> Prompt
Across the material that follows, tally each line in which "integration" occurs, and state the total alone.

▬▬▬▬▬▬

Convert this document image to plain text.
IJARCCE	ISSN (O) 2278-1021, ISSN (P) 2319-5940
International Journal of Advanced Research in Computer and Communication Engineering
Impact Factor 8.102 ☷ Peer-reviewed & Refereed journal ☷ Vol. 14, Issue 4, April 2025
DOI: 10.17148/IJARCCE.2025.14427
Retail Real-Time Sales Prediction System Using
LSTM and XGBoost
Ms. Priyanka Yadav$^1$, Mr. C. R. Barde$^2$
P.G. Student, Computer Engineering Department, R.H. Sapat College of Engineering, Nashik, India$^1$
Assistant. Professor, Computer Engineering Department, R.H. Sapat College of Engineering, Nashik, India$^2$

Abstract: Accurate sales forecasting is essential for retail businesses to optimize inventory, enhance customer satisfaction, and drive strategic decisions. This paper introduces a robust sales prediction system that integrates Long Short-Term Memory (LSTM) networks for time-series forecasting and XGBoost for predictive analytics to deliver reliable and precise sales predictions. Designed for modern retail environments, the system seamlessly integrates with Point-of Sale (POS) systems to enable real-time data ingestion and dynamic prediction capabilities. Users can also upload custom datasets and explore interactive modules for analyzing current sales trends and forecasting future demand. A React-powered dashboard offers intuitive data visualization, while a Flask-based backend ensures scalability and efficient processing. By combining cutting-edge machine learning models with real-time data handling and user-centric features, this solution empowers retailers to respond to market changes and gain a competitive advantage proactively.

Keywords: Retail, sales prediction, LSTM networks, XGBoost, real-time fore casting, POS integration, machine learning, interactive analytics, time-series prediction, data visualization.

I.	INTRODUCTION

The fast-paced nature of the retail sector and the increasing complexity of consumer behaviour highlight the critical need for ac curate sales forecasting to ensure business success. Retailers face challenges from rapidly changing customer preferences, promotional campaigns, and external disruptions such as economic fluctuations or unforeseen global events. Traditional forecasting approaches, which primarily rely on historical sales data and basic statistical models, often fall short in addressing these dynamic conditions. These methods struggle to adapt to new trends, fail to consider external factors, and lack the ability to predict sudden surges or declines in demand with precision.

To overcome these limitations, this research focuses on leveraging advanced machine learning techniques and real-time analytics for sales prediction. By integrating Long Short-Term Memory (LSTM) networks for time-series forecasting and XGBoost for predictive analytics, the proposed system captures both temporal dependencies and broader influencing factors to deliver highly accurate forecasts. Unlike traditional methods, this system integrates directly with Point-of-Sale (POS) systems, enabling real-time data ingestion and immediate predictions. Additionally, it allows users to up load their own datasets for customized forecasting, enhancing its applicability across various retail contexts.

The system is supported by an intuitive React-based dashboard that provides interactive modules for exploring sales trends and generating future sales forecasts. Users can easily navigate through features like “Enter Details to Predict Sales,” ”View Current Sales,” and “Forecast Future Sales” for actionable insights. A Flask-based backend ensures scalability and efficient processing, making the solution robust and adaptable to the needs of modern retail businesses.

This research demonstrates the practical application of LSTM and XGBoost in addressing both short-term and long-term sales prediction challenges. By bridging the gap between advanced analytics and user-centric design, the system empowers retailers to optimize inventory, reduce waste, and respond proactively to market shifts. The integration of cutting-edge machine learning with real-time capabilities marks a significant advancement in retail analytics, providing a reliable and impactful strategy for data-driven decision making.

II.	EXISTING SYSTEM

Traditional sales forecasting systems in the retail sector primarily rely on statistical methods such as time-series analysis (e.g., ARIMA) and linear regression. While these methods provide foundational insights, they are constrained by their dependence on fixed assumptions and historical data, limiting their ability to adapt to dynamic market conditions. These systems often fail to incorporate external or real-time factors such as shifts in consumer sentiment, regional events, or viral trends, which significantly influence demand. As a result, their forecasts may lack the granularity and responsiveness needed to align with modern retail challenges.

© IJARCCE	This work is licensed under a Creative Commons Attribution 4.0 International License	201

▬▬▬▬▬▬

> The completed task
2